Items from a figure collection
╔══

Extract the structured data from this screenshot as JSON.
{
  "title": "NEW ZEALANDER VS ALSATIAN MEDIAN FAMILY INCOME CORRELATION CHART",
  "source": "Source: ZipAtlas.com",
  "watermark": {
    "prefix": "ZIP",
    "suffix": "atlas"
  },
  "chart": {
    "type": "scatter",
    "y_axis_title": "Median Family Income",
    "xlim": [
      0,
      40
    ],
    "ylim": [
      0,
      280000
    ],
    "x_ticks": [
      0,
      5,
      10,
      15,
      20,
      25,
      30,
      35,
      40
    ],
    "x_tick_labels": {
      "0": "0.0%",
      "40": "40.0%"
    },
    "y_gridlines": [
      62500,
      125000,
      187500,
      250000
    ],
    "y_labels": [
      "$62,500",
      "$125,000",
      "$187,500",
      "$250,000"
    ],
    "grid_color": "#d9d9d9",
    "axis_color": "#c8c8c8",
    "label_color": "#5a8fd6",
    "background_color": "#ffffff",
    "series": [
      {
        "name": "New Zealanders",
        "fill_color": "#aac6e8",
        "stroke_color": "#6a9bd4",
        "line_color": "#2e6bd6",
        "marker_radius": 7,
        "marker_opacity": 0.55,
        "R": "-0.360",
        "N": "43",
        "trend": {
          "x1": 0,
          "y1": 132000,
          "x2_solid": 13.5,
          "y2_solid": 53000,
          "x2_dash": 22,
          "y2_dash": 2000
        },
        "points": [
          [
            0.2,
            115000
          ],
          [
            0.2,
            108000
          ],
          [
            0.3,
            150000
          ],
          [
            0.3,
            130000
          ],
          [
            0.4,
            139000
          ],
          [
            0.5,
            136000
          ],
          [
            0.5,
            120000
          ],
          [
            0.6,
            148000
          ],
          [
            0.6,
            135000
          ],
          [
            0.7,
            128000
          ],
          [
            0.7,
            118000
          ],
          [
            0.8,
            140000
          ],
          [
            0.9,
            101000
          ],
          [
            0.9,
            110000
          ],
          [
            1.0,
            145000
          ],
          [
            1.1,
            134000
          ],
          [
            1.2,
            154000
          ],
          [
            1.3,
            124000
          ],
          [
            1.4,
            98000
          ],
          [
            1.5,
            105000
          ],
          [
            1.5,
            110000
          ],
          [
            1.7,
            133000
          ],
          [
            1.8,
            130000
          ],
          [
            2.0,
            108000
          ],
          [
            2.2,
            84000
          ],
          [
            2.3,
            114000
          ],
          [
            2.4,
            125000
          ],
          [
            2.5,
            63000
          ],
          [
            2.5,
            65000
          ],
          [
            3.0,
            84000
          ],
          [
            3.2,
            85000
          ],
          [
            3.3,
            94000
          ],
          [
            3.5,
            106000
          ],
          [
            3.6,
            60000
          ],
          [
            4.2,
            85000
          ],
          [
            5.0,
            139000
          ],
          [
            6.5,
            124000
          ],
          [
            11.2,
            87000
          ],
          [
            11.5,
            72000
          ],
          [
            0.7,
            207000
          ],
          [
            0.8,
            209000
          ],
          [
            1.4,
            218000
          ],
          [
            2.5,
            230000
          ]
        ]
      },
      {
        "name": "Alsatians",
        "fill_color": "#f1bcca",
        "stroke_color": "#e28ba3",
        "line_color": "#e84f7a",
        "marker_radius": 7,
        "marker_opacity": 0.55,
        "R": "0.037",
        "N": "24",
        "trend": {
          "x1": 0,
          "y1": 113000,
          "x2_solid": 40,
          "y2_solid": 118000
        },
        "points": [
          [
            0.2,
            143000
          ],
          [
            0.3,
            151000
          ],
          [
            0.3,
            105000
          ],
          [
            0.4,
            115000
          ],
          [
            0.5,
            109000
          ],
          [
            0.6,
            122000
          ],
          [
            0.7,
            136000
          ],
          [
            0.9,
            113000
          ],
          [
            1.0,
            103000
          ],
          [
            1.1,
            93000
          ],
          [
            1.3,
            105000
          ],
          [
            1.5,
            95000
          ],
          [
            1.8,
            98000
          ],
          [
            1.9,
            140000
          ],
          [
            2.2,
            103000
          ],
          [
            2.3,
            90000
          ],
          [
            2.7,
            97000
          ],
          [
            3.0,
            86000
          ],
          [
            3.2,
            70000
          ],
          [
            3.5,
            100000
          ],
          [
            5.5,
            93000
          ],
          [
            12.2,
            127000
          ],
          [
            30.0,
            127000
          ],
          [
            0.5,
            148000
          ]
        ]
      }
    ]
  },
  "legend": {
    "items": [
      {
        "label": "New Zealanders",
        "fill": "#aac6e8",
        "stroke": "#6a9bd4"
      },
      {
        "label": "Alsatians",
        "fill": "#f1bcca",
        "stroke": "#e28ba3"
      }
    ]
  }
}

╚══

> Goal of the exercise:
Write the data back out verbatim.

> Task output:
Extract the structured data from this screenshot as JSON.
{
  "title": "NEW ZEALANDER VS ALSATIAN MEDIAN FAMILY INCOME CORRELATION CHART",
  "source": "Source: ZipAtlas.com",
  "watermark": {
    "prefix": "ZIP",
    "suffix": "atlas"
  },
  "chart": {
    "type": "scatter",
    "y_axis_title": "Median Family Income",
    "xlim": [
      0,
      40
    ],
    "ylim": [
      0,
      280000
    ],
    "x_ticks": [
      0,
      5,
      10,
      15,
      20,
      25,
      30,
      35,
      40
    ],
    "x_tick_labels": {
      "0": "0.0%",
      "40": "40.0%"
    },
    "y_gridlines": [
      62500,
      125000,
      187500,
      250000
    ],
    "y_labels": [
      "$62,500",
      "$125,000",
      "$187,500",
      "$250,000"
    ],
    "grid_color": "#d9d9d9",
    "axis_color": "#c8c8c8",
    "label_color": "#5a8fd6",
    "background_color": "#ffffff",
    "series": [
      {
        "name": "New Zealanders",
        "fill_color": "#aac6e8",
        "stroke_color": "#6a9bd4",
        "line_color": "#2e6bd6",
        "marker_radius": 7,
        "marker_opacity": 0.55,
        "R": "-0.360",
        "N": "43",
        "trend": {
          "x1": 0,
          "y1": 132000,
          "x2_solid": 13.5,
          "y2_solid": 53000,
          "x2_dash": 22,
          "y2_dash": 2000
        },
        "points": [
          [
            0.2,
            115000
          ],
          [
            0.2,
            108000
          ],
          [
            0.3,
            150000
          ],
          [
            0.3,
            130000
          ],
          [
            0.4,
            139000
          ],
          [
            0.5,
            136000
          ],
          [
            0.5,
            120000
          ],
          [
            0.6,
            148000
          ],
          [
            0.6,
            135000
          ],
          [
            0.7,
            128000
          ],
          [
            0.7,
            118000
          ],
          [
            0.8,
            140000
          ],
          [
            0.9,
            101000
          ],
          [
            0.9,
            110000
          ],
          [
            1.0,
            145000
          ],
          [
            1.1,
            134000
          ],
          [
            1.2,
            154000
          ],
          [
            1.3,
            124000
          ],
          [
            1.4,
            98000
          ],
          [
            1.5,
            105000
          ],
          [
            1.5,
            110000
          ],
          [
            1.7,
            133000
          ],
          [
            1.8,
            130000
          ],
          [
            2.0,
            108000
          ],
          [
            2.2,
            84000
          ],
          [
            2.3,
            114000
          ],
          [
            2.4,
            125000
          ],
          [
            2.5,
            63000
          ],
          [
            2.5,
            65000
          ],
          [
            3.0,
            84000
          ],
          [
            3.2,
            85000
          ],
          [
            3.3,
            94000
          ],
          [
            3.5,
            106000
          ],
          [
            3.6,
            60000
          ],
          [
            4.2,
            85000
          ],
          [
            5.0,
            139000
          ],
          [
            6.5,
            124000
          ],
          [
            11.2,
            87000
          ],
          [
            11.5,
            72000
          ],
          [
            0.7,
            207000
          ],
          [
            0.8,
            209000
          ],
          [
            1.4,
            218000
          ],
          [
            2.5,
            230000
          ]
        ]
      },
      {
        "name": "Alsatians",
        "fill_color": "#f1bcca",
        "stroke_color": "#e28ba3",
        "line_color": "#e84f7a",
        "marker_radius": 7,
        "marker_opacity": 0.55,
        "R": "0.037",
        "N": "24",
        "trend": {
          "x1": 0,
          "y1": 113000,
          "x2_solid": 40,
          "y2_solid": 118000
        },
        "points": [
          [
            0.2,
            143000
          ],
          [
            0.3,
            151000
          ],
          [
            0.3,
            105000
          ],
          [
            0.4,
            115000
          ],
          [
            0.5,
            109000
          ],
          [
            0.6,
            122000
          ],
          [
            0.7,
            136000
          ],
          [
            0.9,
            113000
          ],
          [
            1.0,
            103000
          ],
          [
            1.1,
            93000
          ],
          [
            1.3,
            105000
          ],
          [
            1.5,
            95000
          ],
          [
            1.8,
            98000
          ],
          [
            1.9,
            140000
          ],
          [
            2.2,
            103000
          ],
          [
            2.3,
            90000
          ],
          [
            2.7,
            97000
          ],
          [
            3.0,
            86000
          ],
          [
            3.2,
            70000
          ],
          [
            3.5,
            100000
          ],
          [
            5.5,
            93000
          ],
          [
            12.2,
            127000
          ],
          [
            30.0,
            127000
          ],
          [
            0.5,
            148000
          ]
        ]
      }
    ]
  },
  "legend": {
    "items": [
      {
        "label": "New Zealanders",
        "fill": "#aac6e8",
        "stroke": "#6a9bd4"
      },
      {
        "label": "Alsatians",
        "fill": "#f1bcca",
        "stroke": "#e28ba3"
      }
    ]
  }
}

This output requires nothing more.